## SET EXERCISE
Write every record out again exactly, and keep images out of it.

## GIVEN ENTRIES
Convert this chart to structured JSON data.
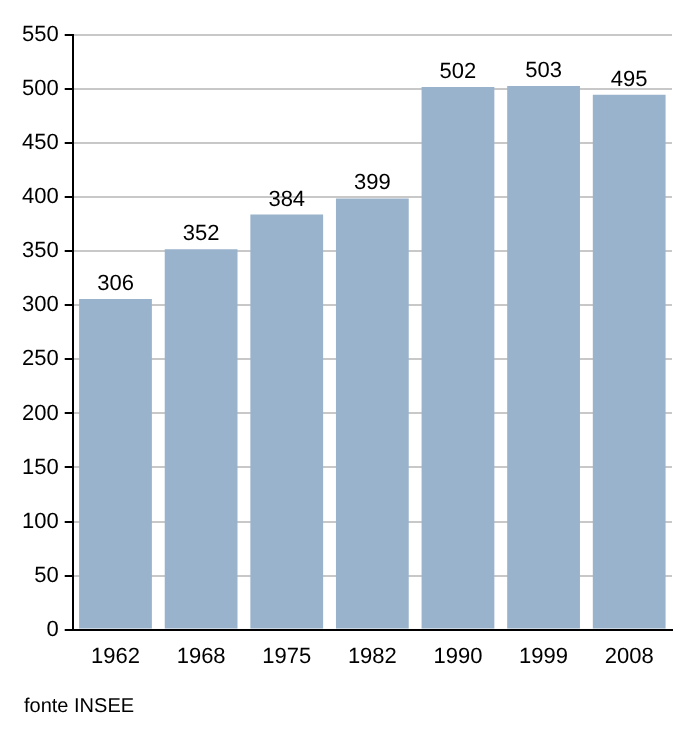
{
  "chart_data": {
    "type": "bar",
    "categories": [
      "1962",
      "1968",
      "1975",
      "1982",
      "1990",
      "1999",
      "2008"
    ],
    "values": [
      306,
      352,
      384,
      399,
      502,
      503,
      495
    ],
    "color": "#9ab3cc",
    "ylim": [
      0,
      550
    ],
    "yticks": [
      0,
      50,
      100,
      150,
      200,
      250,
      300,
      350,
      400,
      450,
      500,
      550
    ],
    "grid": "y",
    "data_labels": true,
    "annotations": [
      "fonte INSEE"
    ]
  }
}
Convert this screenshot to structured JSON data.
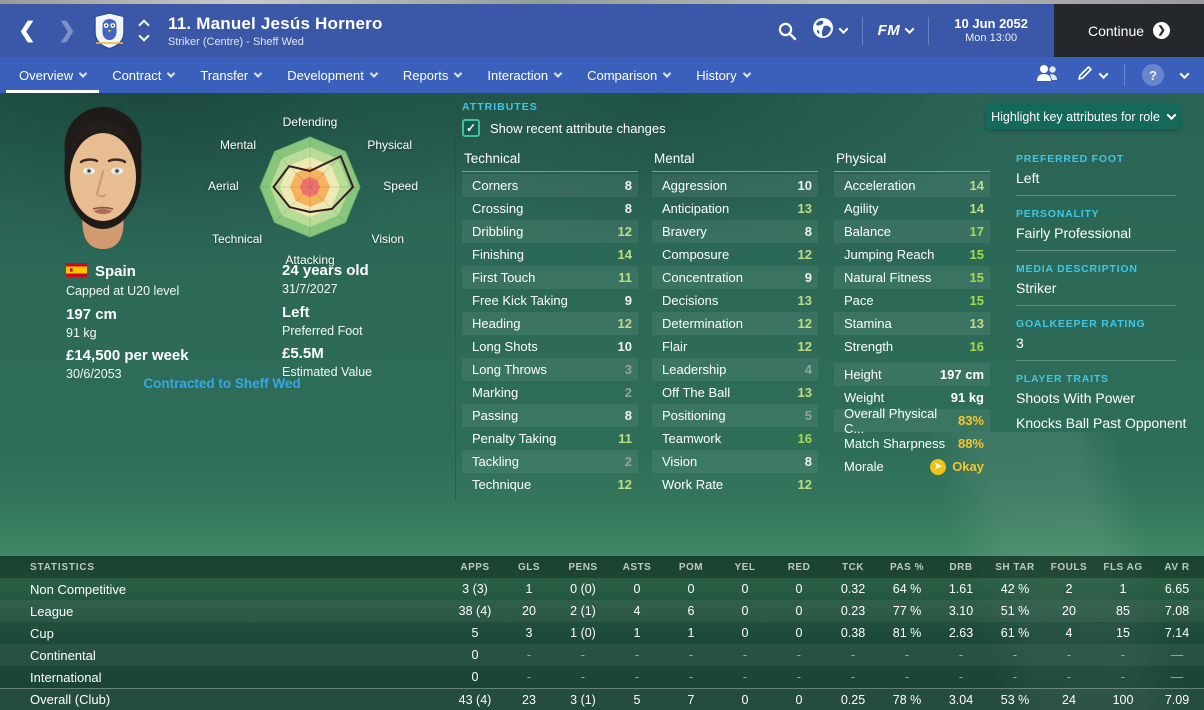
{
  "topbar": {
    "title": "11. Manuel Jesús Hornero",
    "subtitle": "Striker (Centre) - Sheff Wed",
    "fm_label": "FM",
    "date": "10 Jun 2052",
    "time": "Mon 13:00",
    "continue_label": "Continue",
    "continue_arrow": "❯",
    "check_glyph": "✓",
    "help_glyph": "?",
    "morale_arrow": "➤"
  },
  "tabs": [
    {
      "label": "Overview",
      "cls": "active"
    },
    {
      "label": "Contract"
    },
    {
      "label": "Transfer"
    },
    {
      "label": "Development"
    },
    {
      "label": "Reports"
    },
    {
      "label": "Interaction"
    },
    {
      "label": "Comparison"
    },
    {
      "label": "History"
    }
  ],
  "player": {
    "nation": "Spain",
    "capped": "Capped at U20 level",
    "height": "197 cm",
    "weight": "91 kg",
    "wage": "£14,500 per week",
    "contract_expiry": "30/6/2053",
    "age": "24 years old",
    "dob": "31/7/2027",
    "preferred_foot": "Left",
    "preferred_foot_label": "Preferred Foot",
    "value": "£5.5M",
    "value_label": "Estimated Value",
    "contracted_link": "Contracted to Sheff Wed"
  },
  "radar": {
    "labels": [
      "Defending",
      "Physical",
      "Speed",
      "Vision",
      "Attacking",
      "Technical",
      "Aerial",
      "Mental"
    ],
    "values": [
      0.32,
      0.87,
      0.86,
      0.62,
      0.5,
      0.57,
      0.73,
      0.59
    ]
  },
  "attributes": {
    "section_label": "ATTRIBUTES",
    "checkbox_label": "Show recent attribute changes",
    "highlight_button": "Highlight key attributes for role",
    "technical_header": "Technical",
    "mental_header": "Mental",
    "physical_header": "Physical",
    "technical": [
      {
        "label": "Corners",
        "value": "8"
      },
      {
        "label": "Crossing",
        "value": "8"
      },
      {
        "label": "Dribbling",
        "value": "12"
      },
      {
        "label": "Finishing",
        "value": "14"
      },
      {
        "label": "First Touch",
        "value": "11"
      },
      {
        "label": "Free Kick Taking",
        "value": "9"
      },
      {
        "label": "Heading",
        "value": "12"
      },
      {
        "label": "Long Shots",
        "value": "10"
      },
      {
        "label": "Long Throws",
        "value": "3"
      },
      {
        "label": "Marking",
        "value": "2"
      },
      {
        "label": "Passing",
        "value": "8"
      },
      {
        "label": "Penalty Taking",
        "value": "11"
      },
      {
        "label": "Tackling",
        "value": "2"
      },
      {
        "label": "Technique",
        "value": "12"
      }
    ],
    "mental": [
      {
        "label": "Aggression",
        "value": "10"
      },
      {
        "label": "Anticipation",
        "value": "13"
      },
      {
        "label": "Bravery",
        "value": "8"
      },
      {
        "label": "Composure",
        "value": "12"
      },
      {
        "label": "Concentration",
        "value": "9"
      },
      {
        "label": "Decisions",
        "value": "13"
      },
      {
        "label": "Determination",
        "value": "12"
      },
      {
        "label": "Flair",
        "value": "12"
      },
      {
        "label": "Leadership",
        "value": "4"
      },
      {
        "label": "Off The Ball",
        "value": "13"
      },
      {
        "label": "Positioning",
        "value": "5"
      },
      {
        "label": "Teamwork",
        "value": "16"
      },
      {
        "label": "Vision",
        "value": "8"
      },
      {
        "label": "Work Rate",
        "value": "12"
      }
    ],
    "physical": [
      {
        "label": "Acceleration",
        "value": "14"
      },
      {
        "label": "Agility",
        "value": "14"
      },
      {
        "label": "Balance",
        "value": "17"
      },
      {
        "label": "Jumping Reach",
        "value": "15"
      },
      {
        "label": "Natural Fitness",
        "value": "15"
      },
      {
        "label": "Pace",
        "value": "15"
      },
      {
        "label": "Stamina",
        "value": "13"
      },
      {
        "label": "Strength",
        "value": "16"
      }
    ],
    "physical_extra": [
      {
        "label": "Height",
        "value": "197 cm",
        "cls": "x-white"
      },
      {
        "label": "Weight",
        "value": "91 kg",
        "cls": "x-white"
      },
      {
        "label": "Overall Physical C...",
        "value": "83%",
        "cls": "x-yellow"
      },
      {
        "label": "Match Sharpness",
        "value": "88%",
        "cls": "x-yellow"
      }
    ],
    "morale_label": "Morale",
    "morale_value": "Okay"
  },
  "sidebar": {
    "sections": [
      {
        "heading": "PREFERRED FOOT",
        "line1": "Left"
      },
      {
        "heading": "PERSONALITY",
        "line1": "Fairly Professional"
      },
      {
        "heading": "MEDIA DESCRIPTION",
        "line1": "Striker"
      },
      {
        "heading": "GOALKEEPER RATING",
        "line1": "3"
      },
      {
        "heading": "PLAYER TRAITS",
        "line1": "Shoots With Power",
        "line2": "Knocks Ball Past Opponent"
      }
    ]
  },
  "stats": {
    "title": "STATISTICS",
    "columns": [
      "APPS",
      "GLS",
      "PENS",
      "ASTS",
      "POM",
      "YEL",
      "RED",
      "TCK",
      "PAS %",
      "DRB",
      "SH TAR",
      "FOULS",
      "FLS AG",
      "AV R"
    ],
    "rows": [
      {
        "label": "Non Competitive",
        "values": [
          "3 (3)",
          "1",
          "0 (0)",
          "0",
          "0",
          "0",
          "0",
          "0.32",
          "64 %",
          "1.61",
          "42 %",
          "2",
          "1",
          "6.65"
        ]
      },
      {
        "label": "League",
        "values": [
          "38 (4)",
          "20",
          "2 (1)",
          "4",
          "6",
          "0",
          "0",
          "0.23",
          "77 %",
          "3.10",
          "51 %",
          "20",
          "85",
          "7.08"
        ]
      },
      {
        "label": "Cup",
        "values": [
          "5",
          "3",
          "1 (0)",
          "1",
          "1",
          "0",
          "0",
          "0.38",
          "81 %",
          "2.63",
          "61 %",
          "4",
          "15",
          "7.14"
        ]
      },
      {
        "label": "Continental",
        "values": [
          "0",
          "-",
          "-",
          "-",
          "-",
          "-",
          "-",
          "-",
          "-",
          "-",
          "-",
          "-",
          "-",
          "—"
        ]
      },
      {
        "label": "International",
        "values": [
          "0",
          "-",
          "-",
          "-",
          "-",
          "-",
          "-",
          "-",
          "-",
          "-",
          "-",
          "-",
          "-",
          "—"
        ]
      },
      {
        "label": "Overall (Club)",
        "values": [
          "43 (4)",
          "23",
          "3 (1)",
          "5",
          "7",
          "0",
          "0",
          "0.25",
          "78 %",
          "3.04",
          "53 %",
          "24",
          "100",
          "7.09"
        ],
        "cls": "overall"
      }
    ]
  }
}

## TASK SOLUTION
Convert this chart to structured JSON data.
{
  "chart_data": {
    "type": "bar",
    "categories": [
      "1962",
      "1968",
      "1975",
      "1982",
      "1990",
      "1999",
      "2008"
    ],
    "values": [
      306,
      352,
      384,
      399,
      502,
      503,
      495
    ],
    "color": "#9ab3cc",
    "ylim": [
      0,
      550
    ],
    "yticks": [
      0,
      50,
      100,
      150,
      200,
      250,
      300,
      350,
      400,
      450,
      500,
      550
    ],
    "grid": "y",
    "data_labels": true,
    "annotations": [
      "fonte INSEE"
    ]
  }
}
Convert this screenshot to structured JSON data.
{
  "topbar": {
    "title": "11. Manuel Jesús Hornero",
    "subtitle": "Striker (Centre) - Sheff Wed",
    "fm_label": "FM",
    "date": "10 Jun 2052",
    "time": "Mon 13:00",
    "continue_label": "Continue",
    "continue_arrow": "❯",
    "check_glyph": "✓",
    "help_glyph": "?",
    "morale_arrow": "➤"
  },
  "tabs": [
    {
      "label": "Overview",
      "cls": "active"
    },
    {
      "label": "Contract"
    },
    {
      "label": "Transfer"
    },
    {
      "label": "Development"
    },
    {
      "label": "Reports"
    },
    {
      "label": "Interaction"
    },
    {
      "label": "Comparison"
    },
    {
      "label": "History"
    }
  ],
  "player": {
    "nation": "Spain",
    "capped": "Capped at U20 level",
    "height": "197 cm",
    "weight": "91 kg",
    "wage": "£14,500 per week",
    "contract_expiry": "30/6/2053",
    "age": "24 years old",
    "dob": "31/7/2027",
    "preferred_foot": "Left",
    "preferred_foot_label": "Preferred Foot",
    "value": "£5.5M",
    "value_label": "Estimated Value",
    "contracted_link": "Contracted to Sheff Wed"
  },
  "radar": {
    "labels": [
      "Defending",
      "Physical",
      "Speed",
      "Vision",
      "Attacking",
      "Technical",
      "Aerial",
      "Mental"
    ],
    "values": [
      0.32,
      0.87,
      0.86,
      0.62,
      0.5,
      0.57,
      0.73,
      0.59
    ]
  },
  "attributes": {
    "section_label": "ATTRIBUTES",
    "checkbox_label": "Show recent attribute changes",
    "highlight_button": "Highlight key attributes for role",
    "technical_header": "Technical",
    "mental_header": "Mental",
    "physical_header": "Physical",
    "technical": [
      {
        "label": "Corners",
        "value": "8"
      },
      {
        "label": "Crossing",
        "value": "8"
      },
      {
        "label": "Dribbling",
        "value": "12"
      },
      {
        "label": "Finishing",
        "value": "14"
      },
      {
        "label": "First Touch",
        "value": "11"
      },
      {
        "label": "Free Kick Taking",
        "value": "9"
      },
      {
        "label": "Heading",
        "value": "12"
      },
      {
        "label": "Long Shots",
        "value": "10"
      },
      {
        "label": "Long Throws",
        "value": "3"
      },
      {
        "label": "Marking",
        "value": "2"
      },
      {
        "label": "Passing",
        "value": "8"
      },
      {
        "label": "Penalty Taking",
        "value": "11"
      },
      {
        "label": "Tackling",
        "value": "2"
      },
      {
        "label": "Technique",
        "value": "12"
      }
    ],
    "mental": [
      {
        "label": "Aggression",
        "value": "10"
      },
      {
        "label": "Anticipation",
        "value": "13"
      },
      {
        "label": "Bravery",
        "value": "8"
      },
      {
        "label": "Composure",
        "value": "12"
      },
      {
        "label": "Concentration",
        "value": "9"
      },
      {
        "label": "Decisions",
        "value": "13"
      },
      {
        "label": "Determination",
        "value": "12"
      },
      {
        "label": "Flair",
        "value": "12"
      },
      {
        "label": "Leadership",
        "value": "4"
      },
      {
        "label": "Off The Ball",
        "value": "13"
      },
      {
        "label": "Positioning",
        "value": "5"
      },
      {
        "label": "Teamwork",
        "value": "16"
      },
      {
        "label": "Vision",
        "value": "8"
      },
      {
        "label": "Work Rate",
        "value": "12"
      }
    ],
    "physical": [
      {
        "label": "Acceleration",
        "value": "14"
      },
      {
        "label": "Agility",
        "value": "14"
      },
      {
        "label": "Balance",
        "value": "17"
      },
      {
        "label": "Jumping Reach",
        "value": "15"
      },
      {
        "label": "Natural Fitness",
        "value": "15"
      },
      {
        "label": "Pace",
        "value": "15"
      },
      {
        "label": "Stamina",
        "value": "13"
      },
      {
        "label": "Strength",
        "value": "16"
      }
    ],
    "physical_extra": [
      {
        "label": "Height",
        "value": "197 cm",
        "cls": "x-white"
      },
      {
        "label": "Weight",
        "value": "91 kg",
        "cls": "x-white"
      },
      {
        "label": "Overall Physical C...",
        "value": "83%",
        "cls": "x-yellow"
      },
      {
        "label": "Match Sharpness",
        "value": "88%",
        "cls": "x-yellow"
      }
    ],
    "morale_label": "Morale",
    "morale_value": "Okay"
  },
  "sidebar": {
    "sections": [
      {
        "heading": "PREFERRED FOOT",
        "line1": "Left"
      },
      {
        "heading": "PERSONALITY",
        "line1": "Fairly Professional"
      },
      {
        "heading": "MEDIA DESCRIPTION",
        "line1": "Striker"
      },
      {
        "heading": "GOALKEEPER RATING",
        "line1": "3"
      },
      {
        "heading": "PLAYER TRAITS",
        "line1": "Shoots With Power",
        "line2": "Knocks Ball Past Opponent"
      }
    ]
  },
  "stats": {
    "title": "STATISTICS",
    "columns": [
      "APPS",
      "GLS",
      "PENS",
      "ASTS",
      "POM",
      "YEL",
      "RED",
      "TCK",
      "PAS %",
      "DRB",
      "SH TAR",
      "FOULS",
      "FLS AG",
      "AV R"
    ],
    "rows": [
      {
        "label": "Non Competitive",
        "values": [
          "3 (3)",
          "1",
          "0 (0)",
          "0",
          "0",
          "0",
          "0",
          "0.32",
          "64 %",
          "1.61",
          "42 %",
          "2",
          "1",
          "6.65"
        ]
      },
      {
        "label": "League",
        "values": [
          "38 (4)",
          "20",
          "2 (1)",
          "4",
          "6",
          "0",
          "0",
          "0.23",
          "77 %",
          "3.10",
          "51 %",
          "20",
          "85",
          "7.08"
        ]
      },
      {
        "label": "Cup",
        "values": [
          "5",
          "3",
          "1 (0)",
          "1",
          "1",
          "0",
          "0",
          "0.38",
          "81 %",
          "2.63",
          "61 %",
          "4",
          "15",
          "7.14"
        ]
      },
      {
        "label": "Continental",
        "values": [
          "0",
          "-",
          "-",
          "-",
          "-",
          "-",
          "-",
          "-",
          "-",
          "-",
          "-",
          "-",
          "-",
          "—"
        ]
      },
      {
        "label": "International",
        "values": [
          "0",
          "-",
          "-",
          "-",
          "-",
          "-",
          "-",
          "-",
          "-",
          "-",
          "-",
          "-",
          "-",
          "—"
        ]
      },
      {
        "label": "Overall (Club)",
        "values": [
          "43 (4)",
          "23",
          "3 (1)",
          "5",
          "7",
          "0",
          "0",
          "0.25",
          "78 %",
          "3.04",
          "53 %",
          "24",
          "100",
          "7.09"
        ],
        "cls": "overall"
      }
    ]
  }
}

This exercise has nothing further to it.